Write out each of the lines below verbatim, keeping every character unchanged.

Element box annotations:
++++++
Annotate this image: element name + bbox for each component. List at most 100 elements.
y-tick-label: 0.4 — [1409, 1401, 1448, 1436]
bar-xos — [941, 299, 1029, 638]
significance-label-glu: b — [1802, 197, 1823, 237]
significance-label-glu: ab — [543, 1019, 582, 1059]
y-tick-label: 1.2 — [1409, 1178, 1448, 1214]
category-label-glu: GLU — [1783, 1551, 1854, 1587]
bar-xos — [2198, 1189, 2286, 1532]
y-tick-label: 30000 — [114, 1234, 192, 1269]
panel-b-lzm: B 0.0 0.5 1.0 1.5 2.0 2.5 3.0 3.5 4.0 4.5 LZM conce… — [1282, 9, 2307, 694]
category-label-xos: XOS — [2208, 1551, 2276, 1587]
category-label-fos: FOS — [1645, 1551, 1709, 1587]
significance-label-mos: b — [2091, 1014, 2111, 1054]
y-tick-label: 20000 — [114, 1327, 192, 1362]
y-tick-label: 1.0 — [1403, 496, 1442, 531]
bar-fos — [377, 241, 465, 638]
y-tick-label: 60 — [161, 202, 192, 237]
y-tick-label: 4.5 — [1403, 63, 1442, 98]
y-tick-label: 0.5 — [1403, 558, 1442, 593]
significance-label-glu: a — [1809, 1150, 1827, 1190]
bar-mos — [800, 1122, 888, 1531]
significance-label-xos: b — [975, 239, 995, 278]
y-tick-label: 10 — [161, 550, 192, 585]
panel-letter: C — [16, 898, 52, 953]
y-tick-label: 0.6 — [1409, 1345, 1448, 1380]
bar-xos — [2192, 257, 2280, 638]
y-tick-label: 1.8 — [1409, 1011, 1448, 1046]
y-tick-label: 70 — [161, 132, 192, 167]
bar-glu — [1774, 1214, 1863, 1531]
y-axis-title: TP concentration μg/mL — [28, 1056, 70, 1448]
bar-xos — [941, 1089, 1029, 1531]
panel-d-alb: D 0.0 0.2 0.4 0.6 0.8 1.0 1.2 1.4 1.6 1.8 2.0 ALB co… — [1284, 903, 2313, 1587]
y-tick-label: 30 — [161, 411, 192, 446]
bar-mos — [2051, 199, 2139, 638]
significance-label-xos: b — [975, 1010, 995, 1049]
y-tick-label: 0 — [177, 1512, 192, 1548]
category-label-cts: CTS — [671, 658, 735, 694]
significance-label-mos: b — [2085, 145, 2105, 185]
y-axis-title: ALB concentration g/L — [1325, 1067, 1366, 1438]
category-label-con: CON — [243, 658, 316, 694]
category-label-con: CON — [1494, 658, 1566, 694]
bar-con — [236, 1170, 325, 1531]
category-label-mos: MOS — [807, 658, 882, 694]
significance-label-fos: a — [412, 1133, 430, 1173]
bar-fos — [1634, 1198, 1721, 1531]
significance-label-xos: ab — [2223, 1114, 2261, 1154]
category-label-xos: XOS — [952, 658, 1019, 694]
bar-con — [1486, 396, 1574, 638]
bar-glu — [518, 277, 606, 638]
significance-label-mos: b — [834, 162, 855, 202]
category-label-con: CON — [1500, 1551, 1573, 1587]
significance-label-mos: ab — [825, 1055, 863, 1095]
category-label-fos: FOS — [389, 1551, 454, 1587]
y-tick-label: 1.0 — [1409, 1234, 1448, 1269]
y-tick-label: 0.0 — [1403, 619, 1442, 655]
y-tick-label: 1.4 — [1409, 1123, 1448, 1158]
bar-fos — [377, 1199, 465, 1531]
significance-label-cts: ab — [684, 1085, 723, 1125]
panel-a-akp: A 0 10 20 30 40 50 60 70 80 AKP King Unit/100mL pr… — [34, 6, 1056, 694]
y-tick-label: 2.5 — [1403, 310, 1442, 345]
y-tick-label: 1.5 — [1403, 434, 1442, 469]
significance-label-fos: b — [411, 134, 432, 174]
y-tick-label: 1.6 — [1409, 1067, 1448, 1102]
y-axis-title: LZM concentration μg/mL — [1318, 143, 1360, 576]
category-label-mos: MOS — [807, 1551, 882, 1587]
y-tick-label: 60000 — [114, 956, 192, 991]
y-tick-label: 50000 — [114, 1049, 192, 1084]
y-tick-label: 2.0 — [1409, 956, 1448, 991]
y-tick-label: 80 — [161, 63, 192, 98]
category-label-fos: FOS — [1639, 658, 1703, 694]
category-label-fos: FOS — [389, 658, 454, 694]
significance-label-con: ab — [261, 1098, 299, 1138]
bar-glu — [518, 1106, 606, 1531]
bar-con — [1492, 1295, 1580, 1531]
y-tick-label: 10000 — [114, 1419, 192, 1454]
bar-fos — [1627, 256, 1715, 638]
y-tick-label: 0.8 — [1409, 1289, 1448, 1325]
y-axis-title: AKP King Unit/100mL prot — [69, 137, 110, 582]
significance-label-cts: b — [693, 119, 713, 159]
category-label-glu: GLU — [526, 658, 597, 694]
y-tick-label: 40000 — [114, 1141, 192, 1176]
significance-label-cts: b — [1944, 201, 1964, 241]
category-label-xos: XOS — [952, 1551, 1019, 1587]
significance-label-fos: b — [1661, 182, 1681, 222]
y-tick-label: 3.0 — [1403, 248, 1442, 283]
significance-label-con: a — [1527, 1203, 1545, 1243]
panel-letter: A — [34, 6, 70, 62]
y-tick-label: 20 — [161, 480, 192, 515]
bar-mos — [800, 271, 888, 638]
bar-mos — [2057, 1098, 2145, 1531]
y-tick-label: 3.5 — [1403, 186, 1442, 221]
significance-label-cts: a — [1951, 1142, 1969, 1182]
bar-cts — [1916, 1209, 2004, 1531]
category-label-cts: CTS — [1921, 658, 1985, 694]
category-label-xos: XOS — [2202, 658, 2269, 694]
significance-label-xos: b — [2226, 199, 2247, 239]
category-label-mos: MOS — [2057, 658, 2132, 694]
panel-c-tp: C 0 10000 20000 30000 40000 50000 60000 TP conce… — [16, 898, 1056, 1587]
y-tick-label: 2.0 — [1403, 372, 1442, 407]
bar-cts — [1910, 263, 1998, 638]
++++++
● Finished answer
Annotate this image: element name + bbox for each component. List at most 100 elements.
y-tick-label: 0.4 — [1409, 1401, 1448, 1436]
bar-xos — [941, 299, 1029, 638]
significance-label-glu: b — [1802, 197, 1823, 237]
significance-label-glu: ab — [543, 1019, 582, 1059]
y-tick-label: 1.2 — [1409, 1178, 1448, 1214]
category-label-glu: GLU — [1783, 1551, 1854, 1587]
bar-xos — [2198, 1189, 2286, 1532]
y-tick-label: 30000 — [114, 1234, 192, 1269]
panel-b-lzm: B 0.0 0.5 1.0 1.5 2.0 2.5 3.0 3.5 4.0 4.5 LZM conce… — [1282, 9, 2307, 694]
category-label-xos: XOS — [2208, 1551, 2276, 1587]
category-label-fos: FOS — [1645, 1551, 1709, 1587]
significance-label-mos: b — [2091, 1014, 2111, 1054]
y-tick-label: 20000 — [114, 1327, 192, 1362]
y-tick-label: 1.0 — [1403, 496, 1442, 531]
bar-fos — [377, 241, 465, 638]
y-tick-label: 60 — [161, 202, 192, 237]
y-tick-label: 4.5 — [1403, 63, 1442, 98]
y-tick-label: 0.5 — [1403, 558, 1442, 593]
significance-label-glu: a — [1809, 1150, 1827, 1190]
bar-mos — [800, 1122, 888, 1531]
significance-label-xos: b — [975, 239, 995, 278]
y-tick-label: 10 — [161, 550, 192, 585]
panel-letter: C — [16, 898, 52, 953]
y-tick-label: 0.6 — [1409, 1345, 1448, 1380]
bar-xos — [2192, 257, 2280, 638]
y-tick-label: 1.8 — [1409, 1011, 1448, 1046]
y-tick-label: 70 — [161, 132, 192, 167]
bar-glu — [1774, 1214, 1863, 1531]
y-axis-title: TP concentration μg/mL — [28, 1056, 70, 1448]
bar-xos — [941, 1089, 1029, 1531]
panel-d-alb: D 0.0 0.2 0.4 0.6 0.8 1.0 1.2 1.4 1.6 1.8 2.0 ALB co… — [1284, 903, 2313, 1587]
y-tick-label: 30 — [161, 411, 192, 446]
bar-mos — [2051, 199, 2139, 638]
significance-label-xos: b — [975, 1010, 995, 1049]
y-tick-label: 0 — [177, 1512, 192, 1548]
category-label-cts: CTS — [671, 658, 735, 694]
significance-label-mos: b — [2085, 145, 2105, 185]
y-axis-title: ALB concentration g/L — [1325, 1067, 1366, 1438]
category-label-con: CON — [243, 658, 316, 694]
category-label-con: CON — [1494, 658, 1566, 694]
bar-con — [236, 1170, 325, 1531]
category-label-mos: MOS — [807, 658, 882, 694]
significance-label-fos: a — [412, 1133, 430, 1173]
bar-fos — [1634, 1198, 1721, 1531]
significance-label-xos: ab — [2223, 1114, 2261, 1154]
category-label-xos: XOS — [952, 658, 1019, 694]
bar-con — [1486, 396, 1574, 638]
bar-glu — [518, 277, 606, 638]
significance-label-mos: b — [834, 162, 855, 202]
category-label-con: CON — [1500, 1551, 1573, 1587]
significance-label-mos: ab — [825, 1055, 863, 1095]
category-label-fos: FOS — [389, 1551, 454, 1587]
y-tick-label: 1.0 — [1409, 1234, 1448, 1269]
y-tick-label: 0.0 — [1403, 619, 1442, 655]
y-tick-label: 1.4 — [1409, 1123, 1448, 1158]
bar-fos — [377, 1199, 465, 1531]
significance-label-cts: ab — [684, 1085, 723, 1125]
panel-a-akp: A 0 10 20 30 40 50 60 70 80 AKP King Unit/100mL pr… — [34, 6, 1056, 694]
y-tick-label: 2.5 — [1403, 310, 1442, 345]
y-tick-label: 1.5 — [1403, 434, 1442, 469]
significance-label-fos: b — [411, 134, 432, 174]
y-tick-label: 1.6 — [1409, 1067, 1448, 1102]
y-axis-title: LZM concentration μg/mL — [1318, 143, 1360, 576]
category-label-mos: MOS — [807, 1551, 882, 1587]
y-tick-label: 60000 — [114, 956, 192, 991]
y-tick-label: 50000 — [114, 1049, 192, 1084]
y-tick-label: 2.0 — [1409, 956, 1448, 991]
y-tick-label: 80 — [161, 63, 192, 98]
category-label-fos: FOS — [1639, 658, 1703, 694]
category-label-fos: FOS — [389, 658, 454, 694]
significance-label-con: ab — [261, 1098, 299, 1138]
bar-glu — [518, 1106, 606, 1531]
bar-con — [1492, 1295, 1580, 1531]
y-tick-label: 10000 — [114, 1419, 192, 1454]
bar-fos — [1627, 256, 1715, 638]
y-tick-label: 0.8 — [1409, 1289, 1448, 1325]
y-axis-title: AKP King Unit/100mL prot — [69, 137, 110, 582]
significance-label-cts: b — [693, 119, 713, 159]
category-label-glu: GLU — [526, 658, 597, 694]
y-tick-label: 40000 — [114, 1141, 192, 1176]
significance-label-cts: b — [1944, 201, 1964, 241]
category-label-xos: XOS — [952, 1551, 1019, 1587]
significance-label-fos: b — [1661, 182, 1681, 222]
y-tick-label: 3.0 — [1403, 248, 1442, 283]
significance-label-con: a — [1527, 1203, 1545, 1243]
panel-letter: A — [34, 6, 70, 62]
y-tick-label: 20 — [161, 480, 192, 515]
bar-mos — [800, 271, 888, 638]
bar-mos — [2057, 1098, 2145, 1531]
y-tick-label: 3.5 — [1403, 186, 1442, 221]
significance-label-cts: a — [1951, 1142, 1969, 1182]
bar-cts — [1916, 1209, 2004, 1531]
category-label-cts: CTS — [1921, 658, 1985, 694]
category-label-xos: XOS — [2202, 658, 2269, 694]
significance-label-xos: b — [2226, 199, 2247, 239]
category-label-mos: MOS — [2057, 658, 2132, 694]
panel-c-tp: C 0 10000 20000 30000 40000 50000 60000 TP conce… — [16, 898, 1056, 1587]
y-tick-label: 2.0 — [1403, 372, 1442, 407]
bar-cts — [1910, 263, 1998, 638]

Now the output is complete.